Problem details >> The required output is the exact sequence of lines from the line holding "Transcribe the text in this document." to the end of the records, inclusive.

Entries from a dataset:
+++
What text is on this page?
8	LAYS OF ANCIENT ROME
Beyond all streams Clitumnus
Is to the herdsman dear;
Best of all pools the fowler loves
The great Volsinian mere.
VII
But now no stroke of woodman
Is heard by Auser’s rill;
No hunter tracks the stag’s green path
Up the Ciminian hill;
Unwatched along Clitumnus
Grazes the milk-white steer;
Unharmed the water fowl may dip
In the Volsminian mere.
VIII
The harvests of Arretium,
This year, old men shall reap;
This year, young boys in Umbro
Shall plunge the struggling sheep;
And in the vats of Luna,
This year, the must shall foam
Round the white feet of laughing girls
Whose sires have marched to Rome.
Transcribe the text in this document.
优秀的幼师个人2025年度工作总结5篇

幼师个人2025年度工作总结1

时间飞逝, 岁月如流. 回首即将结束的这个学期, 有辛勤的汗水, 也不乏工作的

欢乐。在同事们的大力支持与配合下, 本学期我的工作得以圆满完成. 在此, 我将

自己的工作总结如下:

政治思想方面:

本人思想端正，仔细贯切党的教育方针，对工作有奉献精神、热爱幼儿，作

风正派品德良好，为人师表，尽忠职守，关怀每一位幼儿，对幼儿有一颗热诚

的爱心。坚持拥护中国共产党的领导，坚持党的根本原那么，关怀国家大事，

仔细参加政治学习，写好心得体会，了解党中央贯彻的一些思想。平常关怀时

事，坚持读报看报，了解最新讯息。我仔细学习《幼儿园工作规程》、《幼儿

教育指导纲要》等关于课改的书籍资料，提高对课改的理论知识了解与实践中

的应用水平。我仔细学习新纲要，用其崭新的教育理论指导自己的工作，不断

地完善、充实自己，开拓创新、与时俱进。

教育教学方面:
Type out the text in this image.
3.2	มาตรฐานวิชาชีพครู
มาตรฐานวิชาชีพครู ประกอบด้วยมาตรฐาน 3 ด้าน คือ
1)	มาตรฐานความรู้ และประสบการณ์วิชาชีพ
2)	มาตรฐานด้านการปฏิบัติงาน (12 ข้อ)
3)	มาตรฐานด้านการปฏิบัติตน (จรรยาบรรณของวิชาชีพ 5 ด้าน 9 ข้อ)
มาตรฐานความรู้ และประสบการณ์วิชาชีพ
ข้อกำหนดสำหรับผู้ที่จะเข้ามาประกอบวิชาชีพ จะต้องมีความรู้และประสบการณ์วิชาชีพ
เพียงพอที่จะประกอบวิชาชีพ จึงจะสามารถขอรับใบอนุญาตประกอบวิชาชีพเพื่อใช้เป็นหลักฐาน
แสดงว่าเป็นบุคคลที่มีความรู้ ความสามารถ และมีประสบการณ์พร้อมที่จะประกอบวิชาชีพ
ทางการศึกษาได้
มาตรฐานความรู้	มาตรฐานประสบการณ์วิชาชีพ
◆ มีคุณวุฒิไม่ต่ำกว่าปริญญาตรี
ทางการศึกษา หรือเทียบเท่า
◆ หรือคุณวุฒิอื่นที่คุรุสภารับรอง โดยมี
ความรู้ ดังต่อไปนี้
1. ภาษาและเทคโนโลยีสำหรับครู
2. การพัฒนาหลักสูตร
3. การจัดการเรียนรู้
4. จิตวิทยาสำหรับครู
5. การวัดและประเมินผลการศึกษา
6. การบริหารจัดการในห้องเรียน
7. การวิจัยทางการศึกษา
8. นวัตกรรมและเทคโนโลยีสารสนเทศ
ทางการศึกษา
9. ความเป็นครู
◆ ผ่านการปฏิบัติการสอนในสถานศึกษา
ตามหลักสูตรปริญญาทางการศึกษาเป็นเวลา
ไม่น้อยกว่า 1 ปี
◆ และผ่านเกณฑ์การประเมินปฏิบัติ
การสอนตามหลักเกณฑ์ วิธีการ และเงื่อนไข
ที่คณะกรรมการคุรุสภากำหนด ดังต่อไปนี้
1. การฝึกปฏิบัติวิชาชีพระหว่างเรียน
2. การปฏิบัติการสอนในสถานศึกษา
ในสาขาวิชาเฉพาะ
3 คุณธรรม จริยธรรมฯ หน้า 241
+++
Result of the exercise >>
Transcribe the text in this document.
优秀的幼师个人2025年度工作总结5篇

幼师个人2025年度工作总结1

时间飞逝, 岁月如流. 回首即将结束的这个学期, 有辛勤的汗水, 也不乏工作的

欢乐。在同事们的大力支持与配合下, 本学期我的工作得以圆满完成. 在此, 我将

自己的工作总结如下:

政治思想方面:

本人思想端正，仔细贯切党的教育方针，对工作有奉献精神、热爱幼儿，作

风正派品德良好，为人师表，尽忠职守，关怀每一位幼儿，对幼儿有一颗热诚

的爱心。坚持拥护中国共产党的领导，坚持党的根本原那么，关怀国家大事，

仔细参加政治学习，写好心得体会，了解党中央贯彻的一些思想。平常关怀时

事，坚持读报看报，了解最新讯息。我仔细学习《幼儿园工作规程》、《幼儿

教育指导纲要》等关于课改的书籍资料，提高对课改的理论知识了解与实践中

的应用水平。我仔细学习新纲要，用其崭新的教育理论指导自己的工作，不断

地完善、充实自己，开拓创新、与时俱进。

教育教学方面:
Type out the text in this image.
3.2	มาตรฐานวิชาชีพครู
มาตรฐานวิชาชีพครู ประกอบด้วยมาตรฐาน 3 ด้าน คือ
1)	มาตรฐานความรู้ และประสบการณ์วิชาชีพ
2)	มาตรฐานด้านการปฏิบัติงาน (12 ข้อ)
3)	มาตรฐานด้านการปฏิบัติตน (จรรยาบรรณของวิชาชีพ 5 ด้าน 9 ข้อ)
มาตรฐานความรู้ และประสบการณ์วิชาชีพ
ข้อกำหนดสำหรับผู้ที่จะเข้ามาประกอบวิชาชีพ จะต้องมีความรู้และประสบการณ์วิชาชีพ
เพียงพอที่จะประกอบวิชาชีพ จึงจะสามารถขอรับใบอนุญาตประกอบวิชาชีพเพื่อใช้เป็นหลักฐาน
แสดงว่าเป็นบุคคลที่มีความรู้ ความสามารถ และมีประสบการณ์พร้อมที่จะประกอบวิชาชีพ
ทางการศึกษาได้
มาตรฐานความรู้	มาตรฐานประสบการณ์วิชาชีพ
◆ มีคุณวุฒิไม่ต่ำกว่าปริญญาตรี
ทางการศึกษา หรือเทียบเท่า
◆ หรือคุณวุฒิอื่นที่คุรุสภารับรอง โดยมี
ความรู้ ดังต่อไปนี้
1. ภาษาและเทคโนโลยีสำหรับครู
2. การพัฒนาหลักสูตร
3. การจัดการเรียนรู้
4. จิตวิทยาสำหรับครู
5. การวัดและประเมินผลการศึกษา
6. การบริหารจัดการในห้องเรียน
7. การวิจัยทางการศึกษา
8. นวัตกรรมและเทคโนโลยีสารสนเทศ
ทางการศึกษา
9. ความเป็นครู
◆ ผ่านการปฏิบัติการสอนในสถานศึกษา
ตามหลักสูตรปริญญาทางการศึกษาเป็นเวลา
ไม่น้อยกว่า 1 ปี
◆ และผ่านเกณฑ์การประเมินปฏิบัติ
การสอนตามหลักเกณฑ์ วิธีการ และเงื่อนไข
ที่คณะกรรมการคุรุสภากำหนด ดังต่อไปนี้
1. การฝึกปฏิบัติวิชาชีพระหว่างเรียน
2. การปฏิบัติการสอนในสถานศึกษา
ในสาขาวิชาเฉพาะ
3 คุณธรรม จริยธรรมฯ หน้า 241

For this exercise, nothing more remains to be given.